__Problem__
Copy each line of the entries beneath that contains the word "JSON".
--- start Dataset ---
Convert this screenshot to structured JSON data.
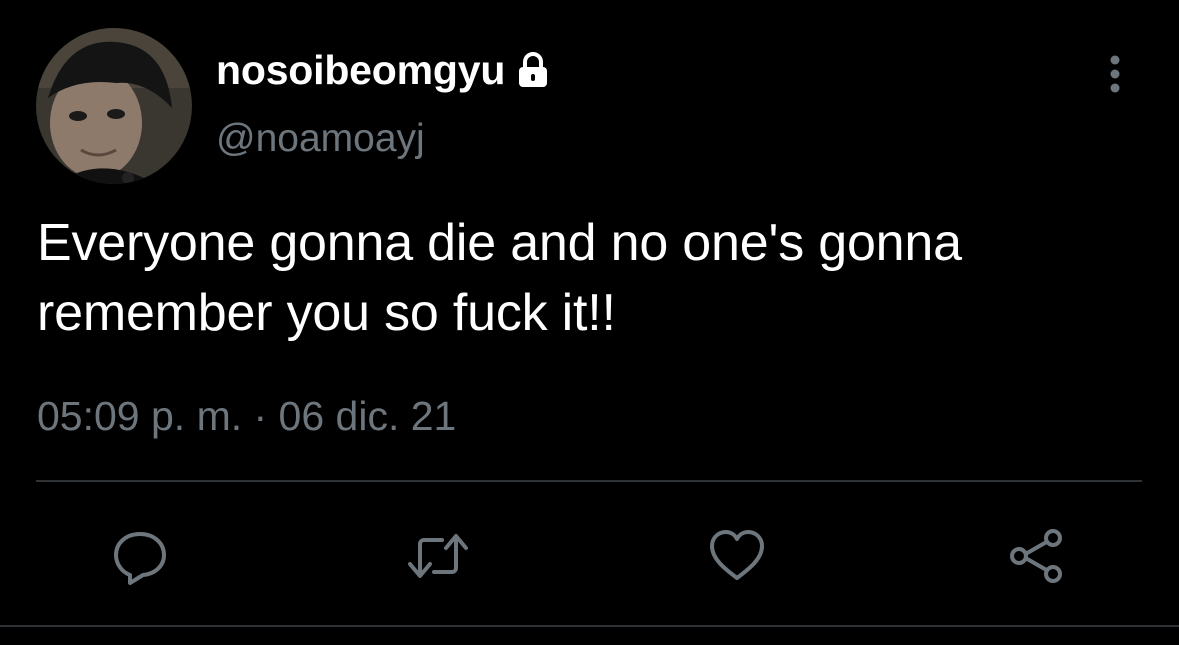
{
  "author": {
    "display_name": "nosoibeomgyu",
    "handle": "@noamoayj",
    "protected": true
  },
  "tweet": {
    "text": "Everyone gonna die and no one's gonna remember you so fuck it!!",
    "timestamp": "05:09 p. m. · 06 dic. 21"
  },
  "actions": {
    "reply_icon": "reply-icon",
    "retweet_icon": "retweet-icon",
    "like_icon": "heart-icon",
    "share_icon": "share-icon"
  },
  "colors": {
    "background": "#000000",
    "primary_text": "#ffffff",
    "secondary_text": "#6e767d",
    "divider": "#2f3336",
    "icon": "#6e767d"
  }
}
--- end Dataset ---
--- start Dataset ---
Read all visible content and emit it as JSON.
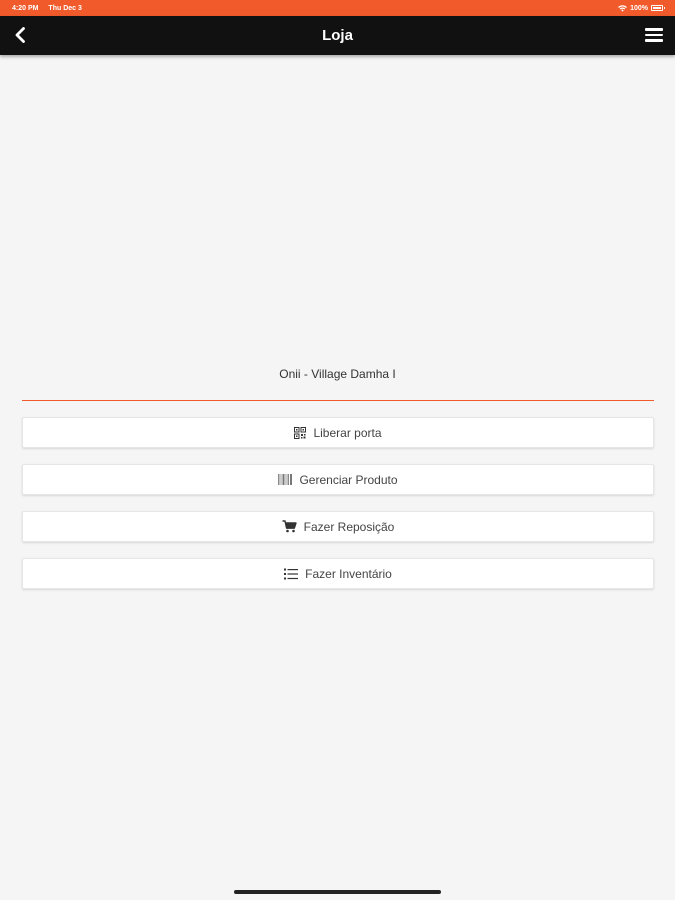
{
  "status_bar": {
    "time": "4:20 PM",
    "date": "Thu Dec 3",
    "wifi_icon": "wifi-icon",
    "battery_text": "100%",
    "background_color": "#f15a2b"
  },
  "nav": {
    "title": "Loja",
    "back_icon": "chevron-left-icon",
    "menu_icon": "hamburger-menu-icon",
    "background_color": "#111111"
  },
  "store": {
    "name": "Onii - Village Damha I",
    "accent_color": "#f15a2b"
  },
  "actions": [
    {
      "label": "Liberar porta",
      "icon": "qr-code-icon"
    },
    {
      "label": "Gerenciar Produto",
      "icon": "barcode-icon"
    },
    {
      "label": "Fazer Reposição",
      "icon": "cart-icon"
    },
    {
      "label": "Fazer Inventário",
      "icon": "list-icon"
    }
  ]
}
--- end Dataset ---
__Result of the exercise__
Convert this screenshot to structured JSON data.
Read all visible content and emit it as JSON.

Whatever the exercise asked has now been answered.